■ **Given problem**
Find every line below that contains the word "System" and copy it out.
──────── Listed records
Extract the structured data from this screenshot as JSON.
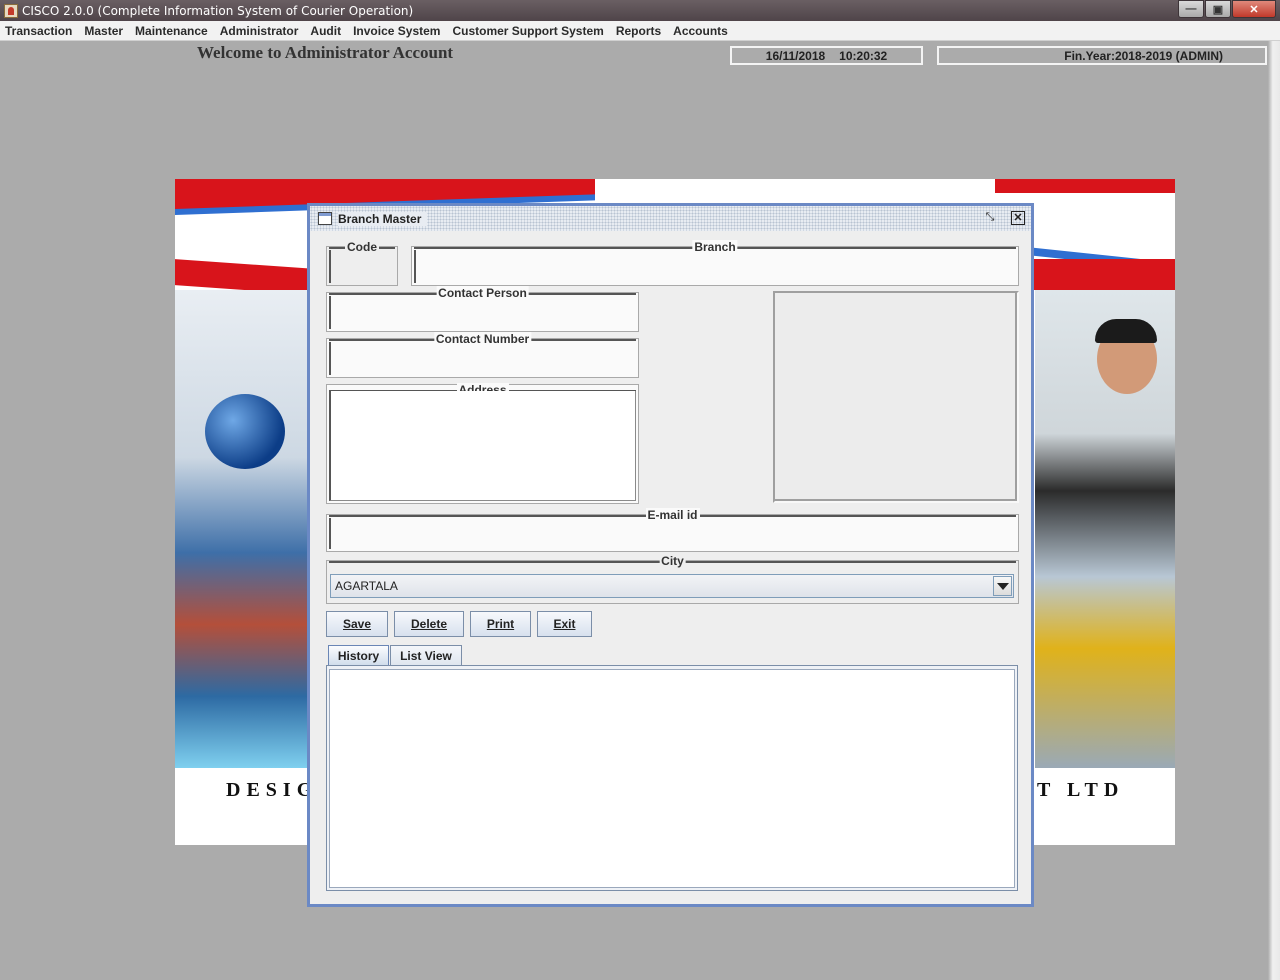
{
  "window": {
    "title": "CISCO 2.0.0 (Complete Information System of Courier Operation)",
    "buttons": {
      "minimize": "—",
      "maximize": "▣",
      "close": "✕"
    }
  },
  "menubar": [
    "Transaction",
    "Master",
    "Maintenance",
    "Administrator",
    "Audit",
    "Invoice System",
    "Customer Support System",
    "Reports",
    "Accounts"
  ],
  "header": {
    "welcome": "Welcome to Administrator Account",
    "date": "16/11/2018",
    "time": "10:20:32",
    "fin_year": "Fin.Year:2018-2019  (ADMIN)"
  },
  "banner": {
    "text_left": "DESIG",
    "text_right": "T LTD"
  },
  "branch_master": {
    "title": "Branch Master",
    "fields": {
      "code": {
        "label": "Code",
        "value": ""
      },
      "branch": {
        "label": "Branch",
        "value": ""
      },
      "contact_person": {
        "label": "Contact Person",
        "value": ""
      },
      "contact_number": {
        "label": "Contact Number",
        "value": ""
      },
      "address": {
        "label": "Address",
        "value": ""
      },
      "email": {
        "label": "E-mail id",
        "value": ""
      },
      "city": {
        "label": "City",
        "value": "AGARTALA"
      }
    },
    "buttons": {
      "save": "Save",
      "delete": "Delete",
      "print": "Print",
      "exit": "Exit"
    },
    "tabs": [
      "History",
      "List View"
    ],
    "active_tab": "History"
  },
  "colors": {
    "desktop_bg": "#ababab",
    "frame_border": "#6b89c5",
    "banner_red": "#d8141b",
    "banner_blue": "#2f6fd1"
  },
  "icons": {
    "app": "cisco-app-icon",
    "frame": "internal-frame-icon",
    "restore": "restore-icon",
    "close": "close-icon",
    "dropdown": "chevron-down-icon"
  }
}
────────────────
■ **Finished answer**
    "title": "CISCO 2.0.0 (Complete Information System of Courier Operation)",
    "Invoice System",
    "Customer Support System",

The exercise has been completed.